### What you need to do
Without the images, output each record below as it stands.

+ + + + + + +

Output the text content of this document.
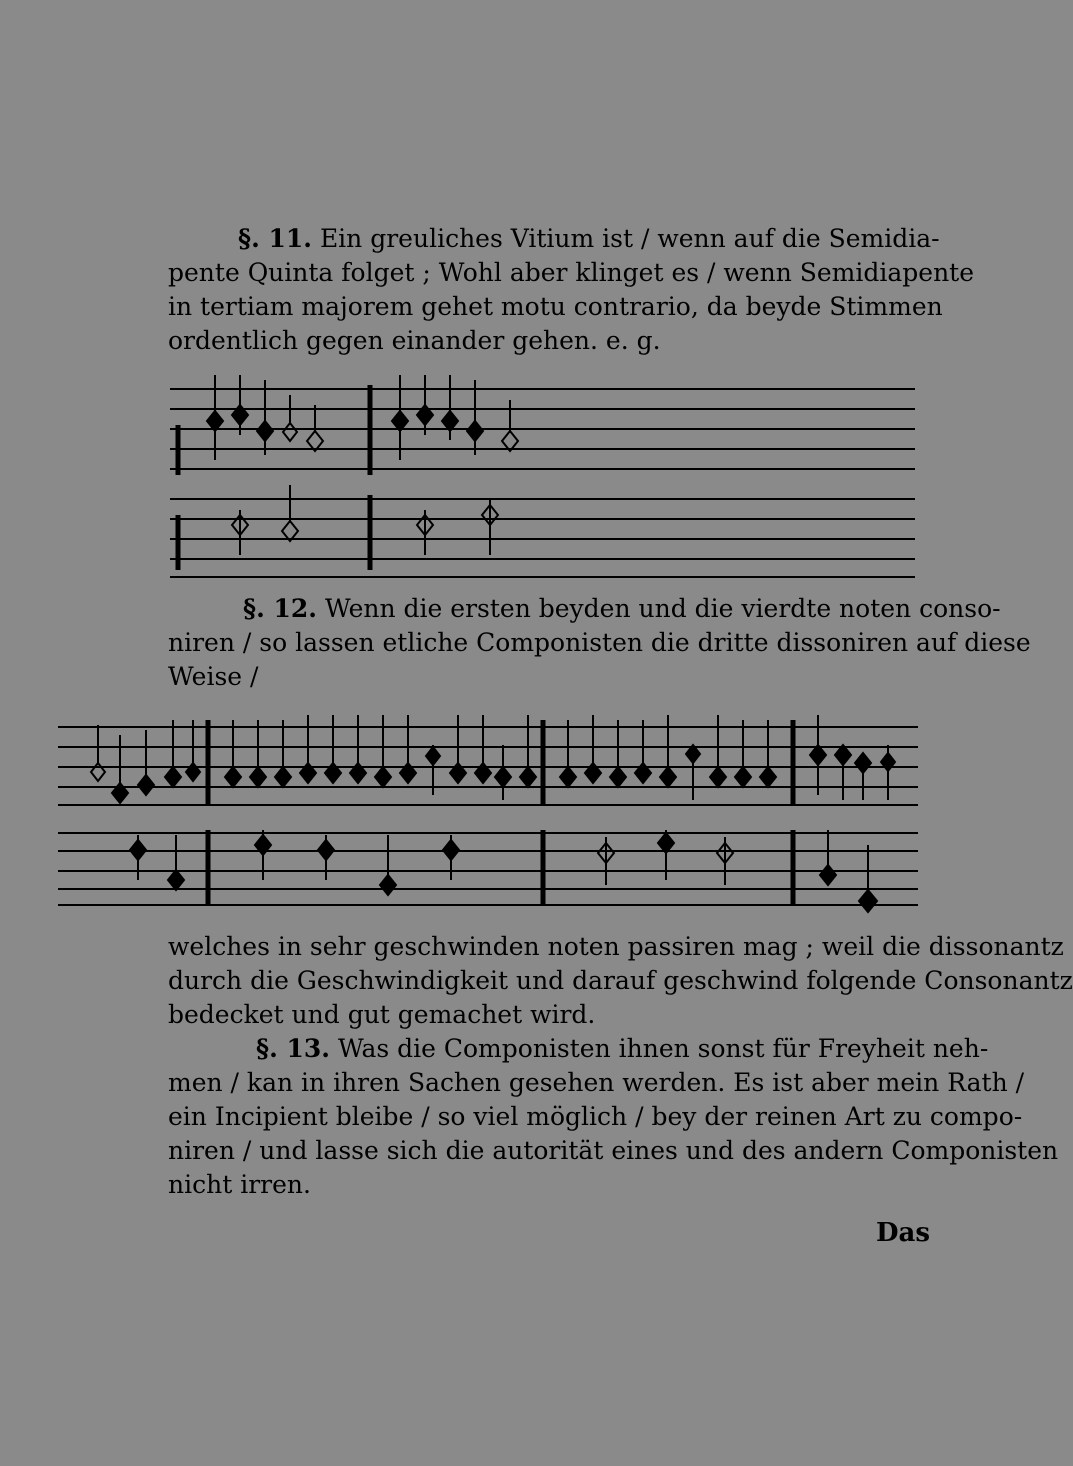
§. 11. Ein greuliches Vitium ist / wenn auf die Semidia-
pente Quinta folget ; Wohl aber klinget es / wenn Semidiapente
in tertiam majorem gehet motu contrario, da beyde Stimmen
ordentlich gegen einander gehen. e. g.
§. 12. Wenn die ersten beyden und die vierdte noten conso-
niren / so lassen etliche Componisten die dritte dissoniren auf diese
Weise /
welches in sehr geschwinden noten passiren mag ; weil die dissonantz
durch die Geschwindigkeit und darauf geschwind folgende Consonantz
bedecket und gut gemachet wird.
§. 13. Was die Componisten ihnen sonst für Freyheit neh-
men / kan in ihren Sachen gesehen werden. Es ist aber mein Rath /
ein Incipient bleibe / so viel möglich / bey der reinen Art zu compo-
niren / und lasse sich die autorität eines und des andern Componisten
nicht irren.
Das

+ + + + + + +

### Answer to the exercise
Output the text content of this document.
§. 11. Ein greuliches Vitium ist / wenn auf die Semidia-
pente Quinta folget ; Wohl aber klinget es / wenn Semidiapente
in tertiam majorem gehet motu contrario, da beyde Stimmen
ordentlich gegen einander gehen. e. g.
§. 12. Wenn die ersten beyden und die vierdte noten conso-
niren / so lassen etliche Componisten die dritte dissoniren auf diese
Weise /
welches in sehr geschwinden noten passiren mag ; weil die dissonantz
durch die Geschwindigkeit und darauf geschwind folgende Consonantz
bedecket und gut gemachet wird.
§. 13. Was die Componisten ihnen sonst für Freyheit neh-
men / kan in ihren Sachen gesehen werden. Es ist aber mein Rath /
ein Incipient bleibe / so viel möglich / bey der reinen Art zu compo-
niren / und lasse sich die autorität eines und des andern Componisten
nicht irren.
Das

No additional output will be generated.